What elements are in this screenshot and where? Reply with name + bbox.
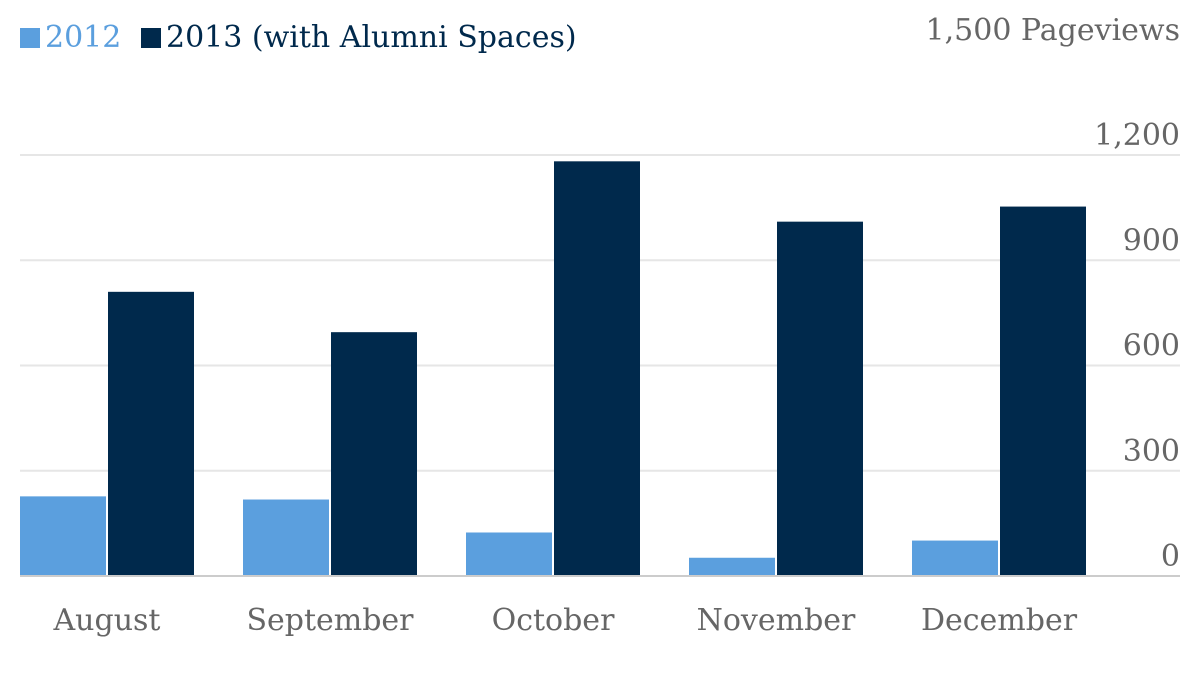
legend: 2012 2013 (with Alumni Spaces) [20,20,577,55]
bars [20,161,1086,577]
bar-october-2013 [554,161,640,576]
y-tick-label: 600 [1123,329,1180,364]
x-tick-label: October [492,603,615,638]
x-axis-ticks: August September October November December [53,603,1078,638]
y-axis-unit-label: 1,500 Pageviews [926,13,1180,48]
y-tick-label: 300 [1123,434,1180,469]
bar-september-2013 [331,332,417,576]
legend-label-2012: 2012 [45,20,121,55]
y-axis-ticks: 0 300 600 900 1,200 [1094,118,1180,574]
bar-november-2013 [777,221,863,577]
bar-august-2013 [108,291,194,576]
x-tick-label: August [53,603,161,638]
bar-december-2013 [1000,206,1086,576]
bar-october-2012 [466,532,552,576]
y-tick-label: 1,200 [1094,118,1180,153]
y-tick-label: 0 [1161,539,1180,574]
legend-swatch-2012 [20,28,40,48]
bar-september-2012 [243,499,329,576]
bar-november-2012 [689,557,775,576]
y-tick-label: 900 [1123,223,1180,258]
bar-august-2012 [20,496,106,576]
x-tick-label: December [921,603,1078,638]
x-tick-label: September [246,603,414,638]
legend-swatch-2013 [141,28,161,48]
legend-label-2013: 2013 (with Alumni Spaces) [166,20,577,55]
bar-december-2012 [912,540,998,576]
x-tick-label: November [697,603,856,638]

WRITTEN TASK →
Return verbatim every row from the one containing "legend: 2012 2013" through the final row above, inclusive.

ANSWER FOR THIS EXERCISE →
legend: 2012 2013 (with Alumni Spaces) [20,20,577,55]
bars [20,161,1086,577]
bar-october-2013 [554,161,640,576]
y-tick-label: 600 [1123,329,1180,364]
x-tick-label: October [492,603,615,638]
x-axis-ticks: August September October November December [53,603,1078,638]
y-axis-unit-label: 1,500 Pageviews [926,13,1180,48]
y-tick-label: 300 [1123,434,1180,469]
bar-september-2013 [331,332,417,576]
legend-label-2012: 2012 [45,20,121,55]
y-axis-ticks: 0 300 600 900 1,200 [1094,118,1180,574]
bar-november-2013 [777,221,863,577]
bar-august-2013 [108,291,194,576]
x-tick-label: August [53,603,161,638]
bar-december-2013 [1000,206,1086,576]
bar-october-2012 [466,532,552,576]
y-tick-label: 1,200 [1094,118,1180,153]
y-tick-label: 0 [1161,539,1180,574]
legend-swatch-2012 [20,28,40,48]
bar-september-2012 [243,499,329,576]
bar-november-2012 [689,557,775,576]
y-tick-label: 900 [1123,223,1180,258]
bar-august-2012 [20,496,106,576]
x-tick-label: December [921,603,1078,638]
x-tick-label: September [246,603,414,638]
legend-swatch-2013 [141,28,161,48]
legend-label-2013: 2013 (with Alumni Spaces) [166,20,577,55]
bar-december-2012 [912,540,998,576]
x-tick-label: November [697,603,856,638]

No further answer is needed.